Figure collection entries
* * * * * * * * *

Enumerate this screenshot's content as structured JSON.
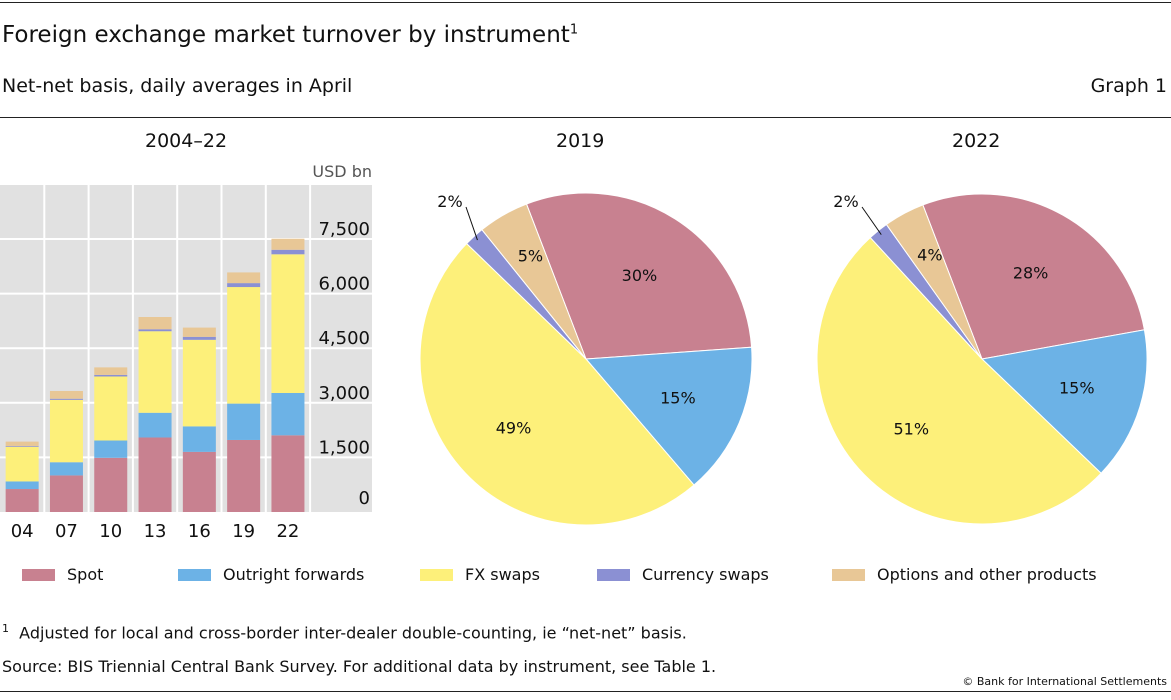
{
  "header": {
    "title": "Foreign exchange market turnover by instrument",
    "title_sup": "1",
    "subtitle": "Net-net basis, daily averages in April",
    "graph_label": "Graph 1"
  },
  "colors": {
    "Spot": "#c88190",
    "Outright forwards": "#6cb2e6",
    "FX swaps": "#fdf07a",
    "Currency swaps": "#8b90d3",
    "Options and other products": "#e8c796"
  },
  "chart_data": [
    {
      "type": "bar",
      "stacked": true,
      "title": "2004–22",
      "unit": "USD bn",
      "categories": [
        "04",
        "07",
        "10",
        "13",
        "16",
        "19",
        "22"
      ],
      "ylim": [
        0,
        8250
      ],
      "yticks": [
        "0",
        "1,500",
        "3,000",
        "4,500",
        "6,000",
        "7,500"
      ],
      "ytick_values": [
        0,
        1500,
        3000,
        4500,
        6000,
        7500
      ],
      "grid": true,
      "series": [
        {
          "name": "Spot",
          "values": [
            631,
            1005,
            1489,
            2047,
            1652,
            1979,
            2107
          ]
        },
        {
          "name": "Outright forwards",
          "values": [
            209,
            362,
            475,
            679,
            700,
            999,
            1163
          ]
        },
        {
          "name": "FX swaps",
          "values": [
            954,
            1714,
            1759,
            2240,
            2378,
            3202,
            3810
          ]
        },
        {
          "name": "Currency swaps",
          "values": [
            21,
            31,
            43,
            54,
            82,
            108,
            124
          ]
        },
        {
          "name": "Options and other products",
          "values": [
            119,
            212,
            207,
            337,
            254,
            294,
            304
          ]
        }
      ]
    },
    {
      "type": "pie",
      "title": "2019",
      "labels": [
        "Spot",
        "Outright forwards",
        "FX swaps",
        "Currency swaps",
        "Options and other products"
      ],
      "values": [
        30,
        15,
        49,
        2,
        5
      ],
      "data_labels": [
        "30%",
        "15%",
        "49%",
        "2%",
        "5%"
      ]
    },
    {
      "type": "pie",
      "title": "2022",
      "labels": [
        "Spot",
        "Outright forwards",
        "FX swaps",
        "Currency swaps",
        "Options and other products"
      ],
      "values": [
        28,
        15,
        51,
        2,
        4
      ],
      "data_labels": [
        "28%",
        "15%",
        "51%",
        "2%",
        "4%"
      ]
    }
  ],
  "legend": [
    "Spot",
    "Outright forwards",
    "FX swaps",
    "Currency swaps",
    "Options and other products"
  ],
  "footnote": {
    "mark": "1",
    "text": "Adjusted for local and cross-border inter-dealer double-counting, ie “net-net” basis."
  },
  "source": "Source: BIS Triennial Central Bank Survey. For additional data by instrument, see Table 1.",
  "copyright": "© Bank for International Settlements"
}
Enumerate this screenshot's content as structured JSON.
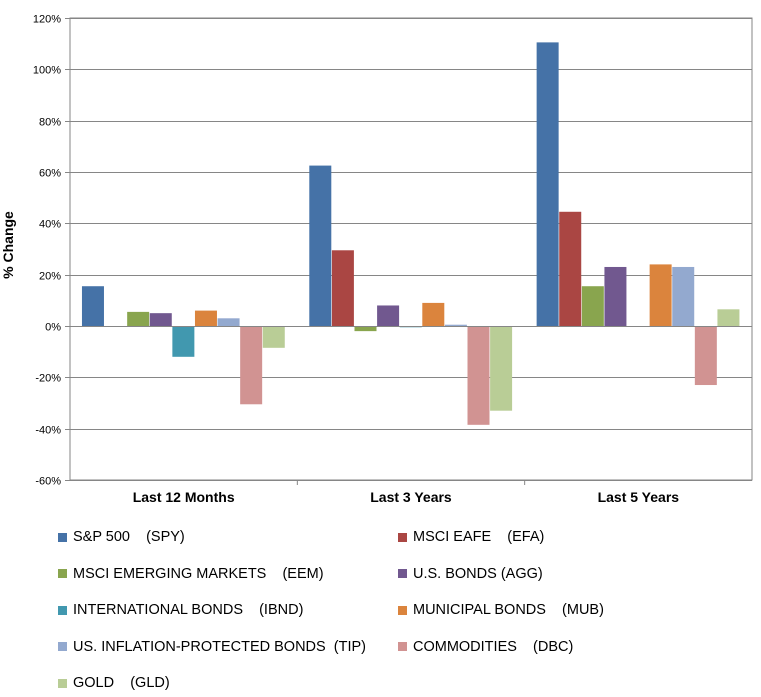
{
  "chart_data": {
    "type": "bar",
    "title": "",
    "xlabel": "",
    "ylabel": "% Change",
    "ylim": [
      -60,
      120
    ],
    "y_tick_step": 20,
    "y_tick_format": "percent",
    "y_ticks": [
      "120%",
      "100%",
      "80%",
      "60%",
      "40%",
      "20%",
      "0%",
      "-20%",
      "-40%",
      "-60%"
    ],
    "grid": true,
    "legend_position": "bottom",
    "categories": [
      "Last 12 Months",
      "Last 3 Years",
      "Last 5 Years"
    ],
    "series": [
      {
        "name": "S&P 500    (SPY)",
        "color": "#4572A7",
        "values": [
          15.5,
          62.5,
          110.5
        ]
      },
      {
        "name": "MSCI EAFE    (EFA)",
        "color": "#AA4643",
        "values": [
          0,
          29.5,
          44.5
        ]
      },
      {
        "name": "MSCI EMERGING MARKETS    (EEM)",
        "color": "#89A54E",
        "values": [
          5.5,
          -2,
          15.5
        ]
      },
      {
        "name": "U.S. BONDS (AGG)",
        "color": "#71588F",
        "values": [
          5,
          8,
          23
        ]
      },
      {
        "name": "INTERNATIONAL BONDS    (IBND)",
        "color": "#4198AF",
        "values": [
          -12,
          -0.5,
          0
        ]
      },
      {
        "name": "MUNICIPAL BONDS    (MUB)",
        "color": "#DB843D",
        "values": [
          6,
          9,
          24
        ]
      },
      {
        "name": "US. INFLATION-PROTECTED BONDS  (TIP)",
        "color": "#93A9CF",
        "values": [
          3,
          0.5,
          23
        ]
      },
      {
        "name": "COMMODITIES    (DBC)",
        "color": "#D19392",
        "values": [
          -30.5,
          -38.5,
          -23
        ]
      },
      {
        "name": "GOLD    (GLD)",
        "color": "#B9CD96",
        "values": [
          -8.5,
          -33,
          6.5
        ]
      }
    ]
  }
}
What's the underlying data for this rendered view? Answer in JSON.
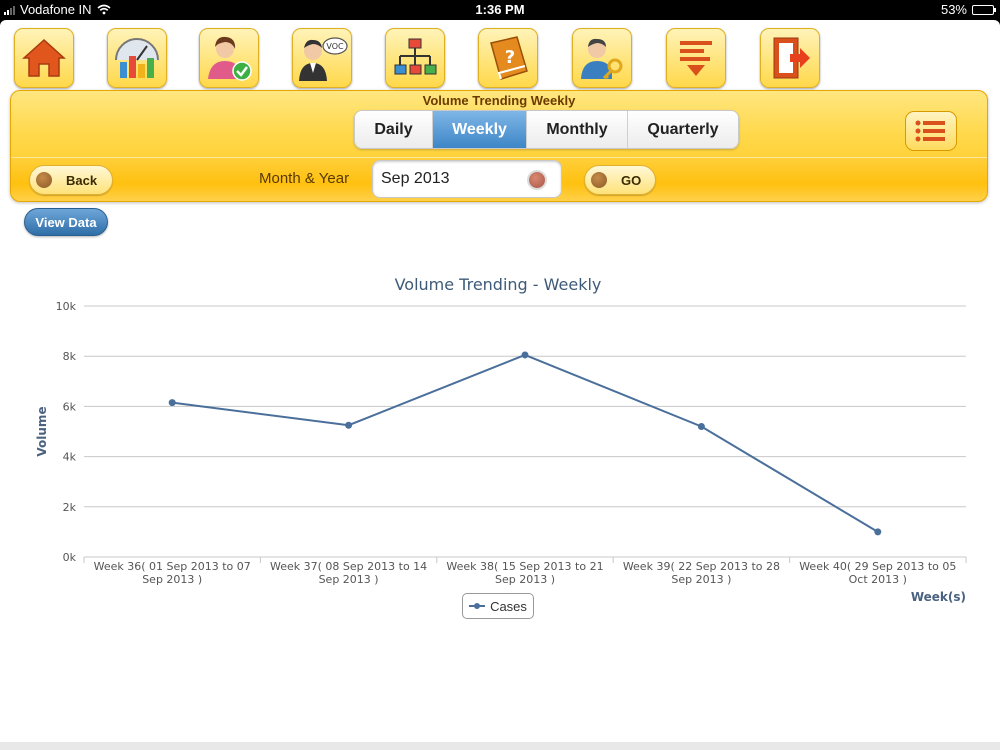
{
  "status_bar": {
    "carrier": "Vodafone IN",
    "time": "1:36 PM",
    "battery": "53%",
    "battery_level": 0.53
  },
  "toolbar": {
    "icons": [
      "home-icon",
      "dashboard-gauge-icon",
      "approval-user-icon",
      "voc-agent-icon",
      "hierarchy-icon",
      "help-book-icon",
      "user-key-icon",
      "sort-filter-icon",
      "logout-icon"
    ]
  },
  "header": {
    "title": "Volume Trending Weekly",
    "tabs": [
      {
        "label": "Daily",
        "active": false
      },
      {
        "label": "Weekly",
        "active": true
      },
      {
        "label": "Monthly",
        "active": false
      },
      {
        "label": "Quarterly",
        "active": false
      }
    ],
    "back_label": "Back",
    "month_year_label": "Month & Year",
    "month_value": "Sep 2013",
    "go_label": "GO"
  },
  "view_data_label": "View Data",
  "chart_data": {
    "type": "line",
    "title": "Volume Trending - Weekly",
    "xlabel": "Week(s)",
    "ylabel": "Volume",
    "ylim": [
      0,
      10000
    ],
    "yticks": [
      "0k",
      "2k",
      "4k",
      "6k",
      "8k",
      "10k"
    ],
    "grid": true,
    "legend_position": "bottom-center",
    "categories": [
      [
        "Week 36( 01 Sep 2013 to 07",
        "Sep 2013 )"
      ],
      [
        "Week 37( 08 Sep 2013 to 14",
        "Sep 2013 )"
      ],
      [
        "Week 38( 15 Sep 2013 to 21",
        "Sep 2013 )"
      ],
      [
        "Week 39( 22 Sep 2013 to 28",
        "Sep 2013 )"
      ],
      [
        "Week 40( 29 Sep 2013 to 05",
        "Oct 2013 )"
      ]
    ],
    "series": [
      {
        "name": "Cases",
        "color": "#4a6f9b",
        "values": [
          6150,
          5250,
          8050,
          5200,
          1000
        ]
      }
    ]
  }
}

* * * * * * * * *

Prompt
Reproduce the records verbatim, omitting all images they contain.

Output for this task
Enumerate this screenshot's content as structured JSON.
{
  "header": {
    "title": "Foreign exchange market turnover by instrument",
    "title_sup": "1",
    "subtitle": "Net-net basis, daily averages in April",
    "graph_label": "Graph 1"
  },
  "colors": {
    "Spot": "#c88190",
    "Outright forwards": "#6cb2e6",
    "FX swaps": "#fdf07a",
    "Currency swaps": "#8b90d3",
    "Options and other products": "#e8c796"
  },
  "chart_data": [
    {
      "type": "bar",
      "stacked": true,
      "title": "2004–22",
      "unit": "USD bn",
      "categories": [
        "04",
        "07",
        "10",
        "13",
        "16",
        "19",
        "22"
      ],
      "ylim": [
        0,
        8250
      ],
      "yticks": [
        "0",
        "1,500",
        "3,000",
        "4,500",
        "6,000",
        "7,500"
      ],
      "ytick_values": [
        0,
        1500,
        3000,
        4500,
        6000,
        7500
      ],
      "grid": true,
      "series": [
        {
          "name": "Spot",
          "values": [
            631,
            1005,
            1489,
            2047,
            1652,
            1979,
            2107
          ]
        },
        {
          "name": "Outright forwards",
          "values": [
            209,
            362,
            475,
            679,
            700,
            999,
            1163
          ]
        },
        {
          "name": "FX swaps",
          "values": [
            954,
            1714,
            1759,
            2240,
            2378,
            3202,
            3810
          ]
        },
        {
          "name": "Currency swaps",
          "values": [
            21,
            31,
            43,
            54,
            82,
            108,
            124
          ]
        },
        {
          "name": "Options and other products",
          "values": [
            119,
            212,
            207,
            337,
            254,
            294,
            304
          ]
        }
      ]
    },
    {
      "type": "pie",
      "title": "2019",
      "labels": [
        "Spot",
        "Outright forwards",
        "FX swaps",
        "Currency swaps",
        "Options and other products"
      ],
      "values": [
        30,
        15,
        49,
        2,
        5
      ],
      "data_labels": [
        "30%",
        "15%",
        "49%",
        "2%",
        "5%"
      ]
    },
    {
      "type": "pie",
      "title": "2022",
      "labels": [
        "Spot",
        "Outright forwards",
        "FX swaps",
        "Currency swaps",
        "Options and other products"
      ],
      "values": [
        28,
        15,
        51,
        2,
        4
      ],
      "data_labels": [
        "28%",
        "15%",
        "51%",
        "2%",
        "4%"
      ]
    }
  ],
  "legend": [
    "Spot",
    "Outright forwards",
    "FX swaps",
    "Currency swaps",
    "Options and other products"
  ],
  "footnote": {
    "mark": "1",
    "text": "Adjusted for local and cross-border inter-dealer double-counting, ie “net-net” basis."
  },
  "source": "Source: BIS Triennial Central Bank Survey. For additional data by instrument, see Table 1.",
  "copyright": "© Bank for International Settlements"
}
Enumerate this screenshot's content as structured JSON.
{
  "chart_data": {
    "type": "bar",
    "title": "",
    "xlabel": "",
    "ylabel": "% Change",
    "ylim": [
      -60,
      120
    ],
    "y_tick_step": 20,
    "y_tick_format": "percent",
    "y_ticks": [
      "120%",
      "100%",
      "80%",
      "60%",
      "40%",
      "20%",
      "0%",
      "-20%",
      "-40%",
      "-60%"
    ],
    "grid": true,
    "legend_position": "bottom",
    "categories": [
      "Last 12 Months",
      "Last 3 Years",
      "Last 5 Years"
    ],
    "series": [
      {
        "name": "S&P 500    (SPY)",
        "color": "#4572A7",
        "values": [
          15.5,
          62.5,
          110.5
        ]
      },
      {
        "name": "MSCI EAFE    (EFA)",
        "color": "#AA4643",
        "values": [
          0,
          29.5,
          44.5
        ]
      },
      {
        "name": "MSCI EMERGING MARKETS    (EEM)",
        "color": "#89A54E",
        "values": [
          5.5,
          -2,
          15.5
        ]
      },
      {
        "name": "U.S. BONDS (AGG)",
        "color": "#71588F",
        "values": [
          5,
          8,
          23
        ]
      },
      {
        "name": "INTERNATIONAL BONDS    (IBND)",
        "color": "#4198AF",
        "values": [
          -12,
          -0.5,
          0
        ]
      },
      {
        "name": "MUNICIPAL BONDS    (MUB)",
        "color": "#DB843D",
        "values": [
          6,
          9,
          24
        ]
      },
      {
        "name": "US. INFLATION-PROTECTED BONDS  (TIP)",
        "color": "#93A9CF",
        "values": [
          3,
          0.5,
          23
        ]
      },
      {
        "name": "COMMODITIES    (DBC)",
        "color": "#D19392",
        "values": [
          -30.5,
          -38.5,
          -23
        ]
      },
      {
        "name": "GOLD    (GLD)",
        "color": "#B9CD96",
        "values": [
          -8.5,
          -33,
          6.5
        ]
      }
    ]
  }
}
What's the underlying data for this rendered view? Answer in JSON.
{
  "status_bar": {
    "carrier": "Vodafone IN",
    "time": "1:36 PM",
    "battery": "53%",
    "battery_level": 0.53
  },
  "toolbar": {
    "icons": [
      "home-icon",
      "dashboard-gauge-icon",
      "approval-user-icon",
      "voc-agent-icon",
      "hierarchy-icon",
      "help-book-icon",
      "user-key-icon",
      "sort-filter-icon",
      "logout-icon"
    ]
  },
  "header": {
    "title": "Volume Trending Weekly",
    "tabs": [
      {
        "label": "Daily",
        "active": false
      },
      {
        "label": "Weekly",
        "active": true
      },
      {
        "label": "Monthly",
        "active": false
      },
      {
        "label": "Quarterly",
        "active": false
      }
    ],
    "back_label": "Back",
    "month_year_label": "Month & Year",
    "month_value": "Sep 2013",
    "go_label": "GO"
  },
  "view_data_label": "View Data",
  "chart_data": {
    "type": "line",
    "title": "Volume Trending - Weekly",
    "xlabel": "Week(s)",
    "ylabel": "Volume",
    "ylim": [
      0,
      10000
    ],
    "yticks": [
      "0k",
      "2k",
      "4k",
      "6k",
      "8k",
      "10k"
    ],
    "grid": true,
    "legend_position": "bottom-center",
    "categories": [
      [
        "Week 36( 01 Sep 2013 to 07",
        "Sep 2013 )"
      ],
      [
        "Week 37( 08 Sep 2013 to 14",
        "Sep 2013 )"
      ],
      [
        "Week 38( 15 Sep 2013 to 21",
        "Sep 2013 )"
      ],
      [
        "Week 39( 22 Sep 2013 to 28",
        "Sep 2013 )"
      ],
      [
        "Week 40( 29 Sep 2013 to 05",
        "Oct 2013 )"
      ]
    ],
    "series": [
      {
        "name": "Cases",
        "color": "#4a6f9b",
        "values": [
          6150,
          5250,
          8050,
          5200,
          1000
        ]
      }
    ]
  }
}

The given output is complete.